Requirements:
Find the number of lines below in which the word "preview" appears, and write that number only.

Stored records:
________
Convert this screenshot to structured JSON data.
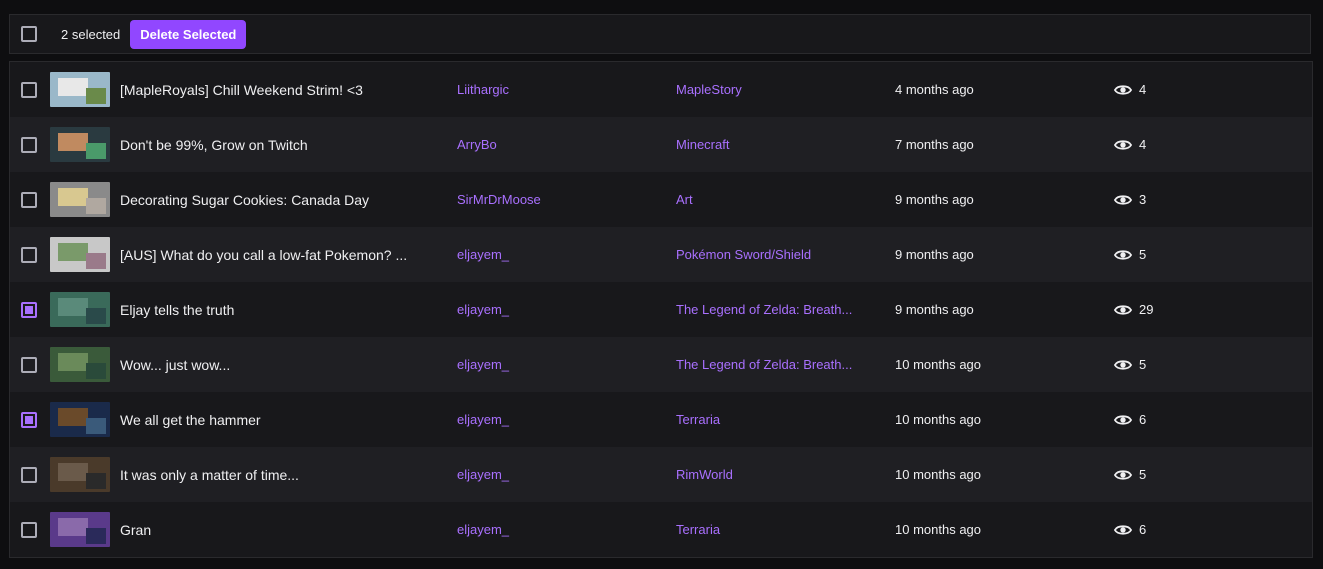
{
  "toolbar": {
    "selected_label": "2 selected",
    "delete_label": "Delete Selected"
  },
  "videos": [
    {
      "title": "[MapleRoyals] Chill Weekend Strim! <3",
      "channel": "Liithargic",
      "game": "MapleStory",
      "date": "4 months ago",
      "views": "4",
      "checked": false,
      "thumb_colors": [
        "#9ab8c9",
        "#e8e8e8",
        "#6a8a4a"
      ]
    },
    {
      "title": "Don't be 99%, Grow on Twitch",
      "channel": "ArryBo",
      "game": "Minecraft",
      "date": "7 months ago",
      "views": "4",
      "checked": false,
      "thumb_colors": [
        "#2a3a40",
        "#c08a60",
        "#4a9a6a"
      ]
    },
    {
      "title": "Decorating Sugar Cookies: Canada Day",
      "channel": "SirMrDrMoose",
      "game": "Art",
      "date": "9 months ago",
      "views": "3",
      "checked": false,
      "thumb_colors": [
        "#8a8a8a",
        "#d8c890",
        "#b0a8a0"
      ]
    },
    {
      "title": "[AUS] What do you call a low-fat Pokemon? ...",
      "channel": "eljayem_",
      "game": "Pokémon Sword/Shield",
      "date": "9 months ago",
      "views": "5",
      "checked": false,
      "thumb_colors": [
        "#c8c8c8",
        "#7a9a6a",
        "#9a7a8a"
      ]
    },
    {
      "title": "Eljay tells the truth",
      "channel": "eljayem_",
      "game": "The Legend of Zelda: Breath...",
      "date": "9 months ago",
      "views": "29",
      "checked": true,
      "thumb_colors": [
        "#3a6a5a",
        "#5a8a7a",
        "#2a4a4a"
      ]
    },
    {
      "title": "Wow... just wow...",
      "channel": "eljayem_",
      "game": "The Legend of Zelda: Breath...",
      "date": "10 months ago",
      "views": "5",
      "checked": false,
      "thumb_colors": [
        "#3a5a3a",
        "#6a8a5a",
        "#2a4a3a"
      ]
    },
    {
      "title": "We all get the hammer",
      "channel": "eljayem_",
      "game": "Terraria",
      "date": "10 months ago",
      "views": "6",
      "checked": true,
      "thumb_colors": [
        "#1a2a4a",
        "#6a4a2a",
        "#3a5a7a"
      ]
    },
    {
      "title": "It was only a matter of time...",
      "channel": "eljayem_",
      "game": "RimWorld",
      "date": "10 months ago",
      "views": "5",
      "checked": false,
      "thumb_colors": [
        "#4a3a2a",
        "#6a5a4a",
        "#2a2a2a"
      ]
    },
    {
      "title": "Gran",
      "channel": "eljayem_",
      "game": "Terraria",
      "date": "10 months ago",
      "views": "6",
      "checked": false,
      "thumb_colors": [
        "#5a3a8a",
        "#8a6aaa",
        "#2a2a5a"
      ]
    }
  ]
}
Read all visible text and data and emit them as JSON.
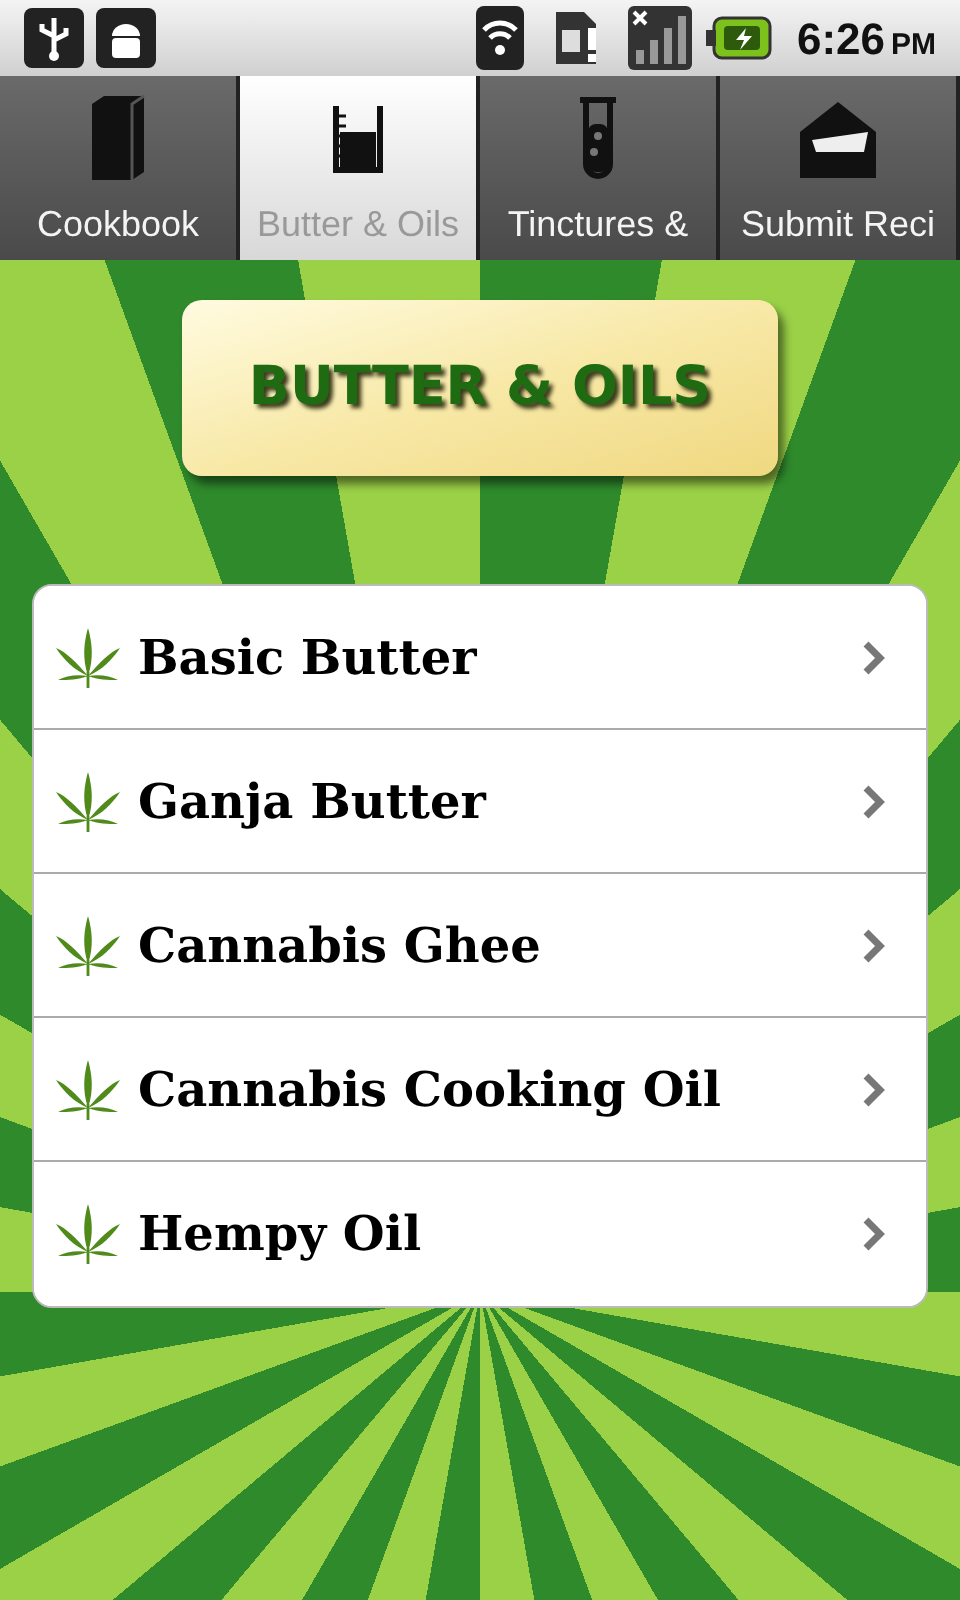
{
  "status_bar": {
    "time": "6:26",
    "ampm": "PM"
  },
  "tabs": [
    {
      "label": "Cookbook",
      "selected": false
    },
    {
      "label": "Butter & Oils",
      "selected": true
    },
    {
      "label": "Tinctures &",
      "selected": false
    },
    {
      "label": "Submit Reci",
      "selected": false
    }
  ],
  "banner": {
    "title": "BUTTER & OILS"
  },
  "recipes": [
    {
      "title": "Basic Butter"
    },
    {
      "title": "Ganja Butter"
    },
    {
      "title": "Cannabis Ghee"
    },
    {
      "title": "Cannabis Cooking Oil"
    },
    {
      "title": "Hempy Oil"
    }
  ]
}
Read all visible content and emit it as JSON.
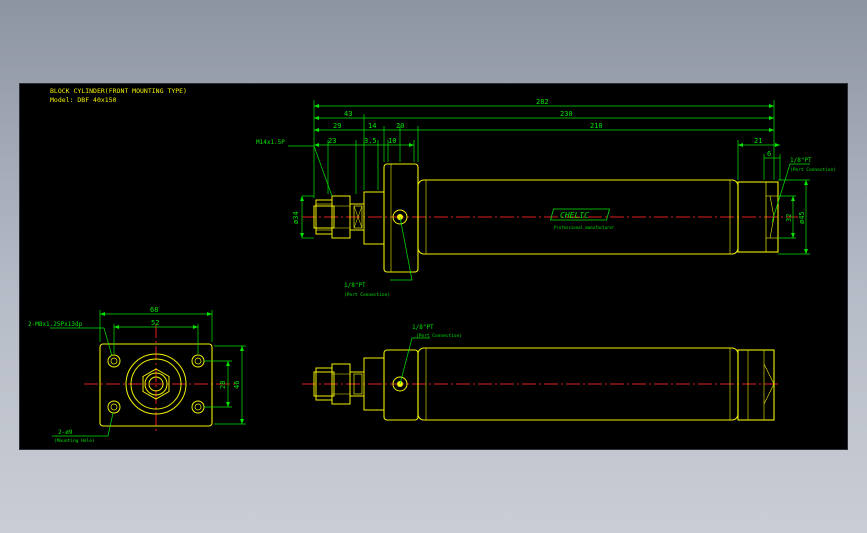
{
  "header": {
    "title": "BLOCK CYLINDER(FRONT MOUNTING TYPE)",
    "model": "Model: DBF 40x150"
  },
  "dimensions": {
    "overall": "282",
    "d43": "43",
    "d230": "230",
    "d29": "29",
    "d14": "14",
    "d20": "20",
    "d210": "210",
    "d23": "23",
    "d35": "3.5",
    "d10": "10",
    "d21": "21",
    "d6": "6",
    "phi34": "ø34",
    "d32": "32",
    "phi45": "ø45",
    "d68": "68",
    "d52": "52",
    "d28": "28",
    "d46": "46"
  },
  "callouts": {
    "rod_thread": "M14x1.5P",
    "port_top": "1/8\"PT",
    "port_top_sub": "(Port Connection)",
    "port_mid": "1/8\"PT",
    "port_mid_sub": "(Port Connection)",
    "port_bottom": "1/8\"PT",
    "port_bottom_sub": "(Port Connection)",
    "tap_holes": "2-M8x1.25Px13dp",
    "mount_holes": "2-ø9",
    "mount_holes_sub": "(Mounting Hole)"
  },
  "logo": {
    "brand": "CHELIC",
    "tagline": "Professional manufacturer"
  },
  "colors": {
    "canvas": "#000000",
    "outline": "#f0f000",
    "dimension": "#00e400",
    "centerline": "#e02020",
    "text": "#00d8d8"
  }
}
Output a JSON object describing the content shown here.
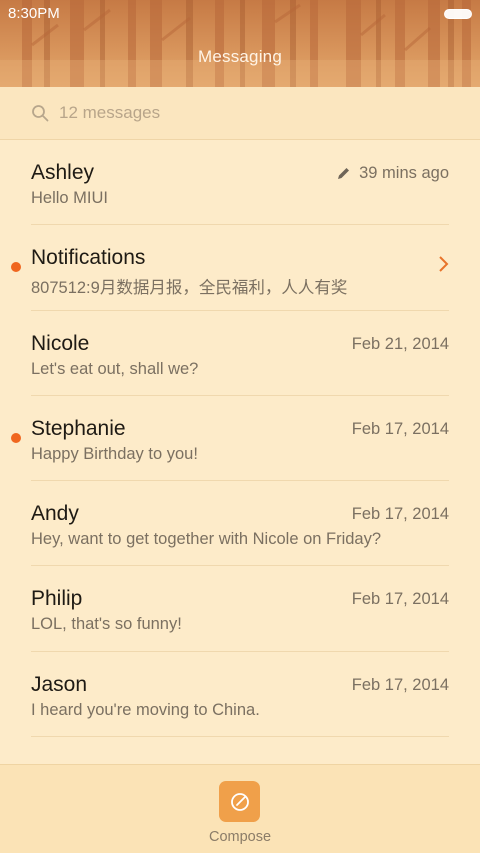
{
  "status_bar": {
    "time": "8:30PM"
  },
  "header": {
    "title": "Messaging"
  },
  "search": {
    "placeholder": "12 messages"
  },
  "conversations": [
    {
      "name": "Ashley",
      "preview": "Hello MIUI",
      "time": "39 mins ago",
      "draft": true,
      "unread": false
    },
    {
      "name": "Notifications",
      "preview": "807512:9月数据月报，全民福利，人人有奖",
      "time": "",
      "unread": true,
      "has_chevron": true
    },
    {
      "name": "Nicole",
      "preview": "Let's eat out, shall we?",
      "time": "Feb 21, 2014",
      "unread": false
    },
    {
      "name": "Stephanie",
      "preview": "Happy Birthday to you!",
      "time": "Feb 17, 2014",
      "unread": true
    },
    {
      "name": "Andy",
      "preview": "Hey, want to get together with Nicole on Friday?",
      "time": "Feb 17, 2014",
      "unread": false
    },
    {
      "name": "Philip",
      "preview": "LOL, that's so funny!",
      "time": "Feb 17, 2014",
      "unread": false
    },
    {
      "name": "Jason",
      "preview": "I heard you're moving to China.",
      "time": "Feb 17, 2014",
      "unread": false
    }
  ],
  "bottom_bar": {
    "compose_label": "Compose"
  },
  "colors": {
    "accent": "#f0a04a",
    "unread_dot": "#f0661f",
    "background": "#fdebc9"
  }
}
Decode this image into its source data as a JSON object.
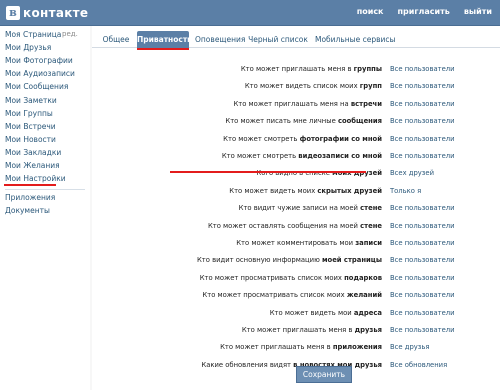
{
  "logo": {
    "letter": "в",
    "text": "контакте"
  },
  "topnav": [
    "поиск",
    "пригласить",
    "выйти"
  ],
  "sidebar": {
    "edit_label": "ред.",
    "items": [
      "Моя Страница",
      "Мои Друзья",
      "Мои Фотографии",
      "Мои Аудиозаписи",
      "Мои Сообщения",
      "Мои Заметки",
      "Мои Группы",
      "Мои Встречи",
      "Мои Новости",
      "Мои Закладки",
      "Мои Желания",
      "Мои Настройки"
    ],
    "extra": [
      "Приложения",
      "Документы"
    ]
  },
  "tabs": [
    "Общее",
    "Приватность",
    "Оповещения",
    "Черный список",
    "Мобильные сервисы"
  ],
  "active_tab": "Приватность",
  "settings": [
    {
      "pre": "Кто может приглашать меня в ",
      "bold": "группы",
      "post": "",
      "value": "Все пользователи"
    },
    {
      "pre": "Кто может видеть список моих ",
      "bold": "групп",
      "post": "",
      "value": "Все пользователи"
    },
    {
      "pre": "Кто может приглашать меня на ",
      "bold": "встречи",
      "post": "",
      "value": "Все пользователи"
    },
    {
      "pre": "Кто может писать мне личные ",
      "bold": "сообщения",
      "post": "",
      "value": "Все пользователи"
    },
    {
      "pre": "Кто может смотреть ",
      "bold": "фотографии со мной",
      "post": "",
      "value": "Все пользователи"
    },
    {
      "pre": "Кто может смотреть ",
      "bold": "видеозаписи со мной",
      "post": "",
      "value": "Все пользователи"
    },
    {
      "pre": "Кого видно в списке ",
      "bold": "моих друзей",
      "post": "",
      "value": "Всех друзей"
    },
    {
      "pre": "Кто может видеть моих ",
      "bold": "скрытых друзей",
      "post": "",
      "value": "Только я"
    },
    {
      "pre": "Кто видит чужие записи на моей ",
      "bold": "стене",
      "post": "",
      "value": "Все пользователи"
    },
    {
      "pre": "Кто может оставлять сообщения на моей ",
      "bold": "стене",
      "post": "",
      "value": "Все пользователи"
    },
    {
      "pre": "Кто может комментировать мои ",
      "bold": "записи",
      "post": "",
      "value": "Все пользователи"
    },
    {
      "pre": "Кто видит основную информацию ",
      "bold": "моей страницы",
      "post": "",
      "value": "Все пользователи"
    },
    {
      "pre": "Кто может просматривать список моих ",
      "bold": "подарков",
      "post": "",
      "value": "Все пользователи"
    },
    {
      "pre": "Кто может просматривать список моих ",
      "bold": "желаний",
      "post": "",
      "value": "Все пользователи"
    },
    {
      "pre": "Кто может видеть мои ",
      "bold": "адреса",
      "post": "",
      "value": "Все пользователи"
    },
    {
      "pre": "Кто может приглашать меня в ",
      "bold": "друзья",
      "post": "",
      "value": "Все пользователи"
    },
    {
      "pre": "Кто может приглашать меня в ",
      "bold": "приложения",
      "post": "",
      "value": "Все друзья"
    },
    {
      "pre": "Какие обновления видят ",
      "bold": "в новостях мои друзья",
      "post": "",
      "value": "Все обновления"
    }
  ],
  "save_label": "Сохранить",
  "colors": {
    "header": "#5b7fa6",
    "link": "#2b587a",
    "highlight": "#e31c1c"
  }
}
________
The output:
7